━━ Data
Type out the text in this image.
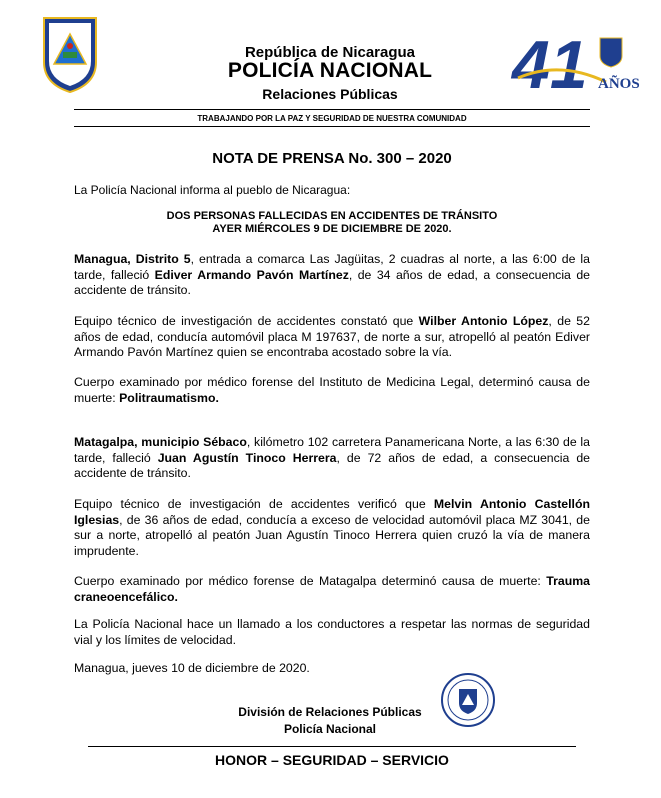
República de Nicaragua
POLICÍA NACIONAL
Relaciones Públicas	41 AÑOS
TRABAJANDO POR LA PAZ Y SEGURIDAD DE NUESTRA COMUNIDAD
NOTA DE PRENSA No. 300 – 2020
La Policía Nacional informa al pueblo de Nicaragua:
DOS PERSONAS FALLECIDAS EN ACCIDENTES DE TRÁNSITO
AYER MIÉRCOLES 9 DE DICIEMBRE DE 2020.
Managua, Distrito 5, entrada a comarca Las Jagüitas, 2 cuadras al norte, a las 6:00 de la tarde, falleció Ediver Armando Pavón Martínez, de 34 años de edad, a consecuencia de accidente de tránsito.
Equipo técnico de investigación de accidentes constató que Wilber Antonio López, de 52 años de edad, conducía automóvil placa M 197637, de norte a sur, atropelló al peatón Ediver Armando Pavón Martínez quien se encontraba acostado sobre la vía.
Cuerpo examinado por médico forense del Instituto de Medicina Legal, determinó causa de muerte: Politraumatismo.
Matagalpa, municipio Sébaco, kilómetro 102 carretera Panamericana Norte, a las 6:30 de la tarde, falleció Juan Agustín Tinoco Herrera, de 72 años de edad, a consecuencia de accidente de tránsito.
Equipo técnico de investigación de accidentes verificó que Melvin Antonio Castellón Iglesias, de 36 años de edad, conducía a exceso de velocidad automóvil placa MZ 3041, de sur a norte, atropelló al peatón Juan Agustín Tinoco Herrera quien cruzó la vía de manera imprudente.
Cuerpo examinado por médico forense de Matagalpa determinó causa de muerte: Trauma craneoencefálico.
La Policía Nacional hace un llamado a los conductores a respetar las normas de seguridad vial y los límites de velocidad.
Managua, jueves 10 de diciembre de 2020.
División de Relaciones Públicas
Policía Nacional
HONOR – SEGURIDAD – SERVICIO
━━━━
◆ Work required:
Write out every record above exactly as it stands, but leave out the pictures.

◆ Final result:
Type out the text in this image.
República de Nicaragua
POLICÍA NACIONAL
Relaciones Públicas	41 AÑOS
TRABAJANDO POR LA PAZ Y SEGURIDAD DE NUESTRA COMUNIDAD
NOTA DE PRENSA No. 300 – 2020
La Policía Nacional informa al pueblo de Nicaragua:
DOS PERSONAS FALLECIDAS EN ACCIDENTES DE TRÁNSITO
AYER MIÉRCOLES 9 DE DICIEMBRE DE 2020.
Managua, Distrito 5, entrada a comarca Las Jagüitas, 2 cuadras al norte, a las 6:00 de la tarde, falleció Ediver Armando Pavón Martínez, de 34 años de edad, a consecuencia de accidente de tránsito.
Equipo técnico de investigación de accidentes constató que Wilber Antonio López, de 52 años de edad, conducía automóvil placa M 197637, de norte a sur, atropelló al peatón Ediver Armando Pavón Martínez quien se encontraba acostado sobre la vía.
Cuerpo examinado por médico forense del Instituto de Medicina Legal, determinó causa de muerte: Politraumatismo.
Matagalpa, municipio Sébaco, kilómetro 102 carretera Panamericana Norte, a las 6:30 de la tarde, falleció Juan Agustín Tinoco Herrera, de 72 años de edad, a consecuencia de accidente de tránsito.
Equipo técnico de investigación de accidentes verificó que Melvin Antonio Castellón Iglesias, de 36 años de edad, conducía a exceso de velocidad automóvil placa MZ 3041, de sur a norte, atropelló al peatón Juan Agustín Tinoco Herrera quien cruzó la vía de manera imprudente.
Cuerpo examinado por médico forense de Matagalpa determinó causa de muerte: Trauma craneoencefálico.
La Policía Nacional hace un llamado a los conductores a respetar las normas de seguridad vial y los límites de velocidad.
Managua, jueves 10 de diciembre de 2020.
División de Relaciones Públicas
Policía Nacional
HONOR – SEGURIDAD – SERVICIO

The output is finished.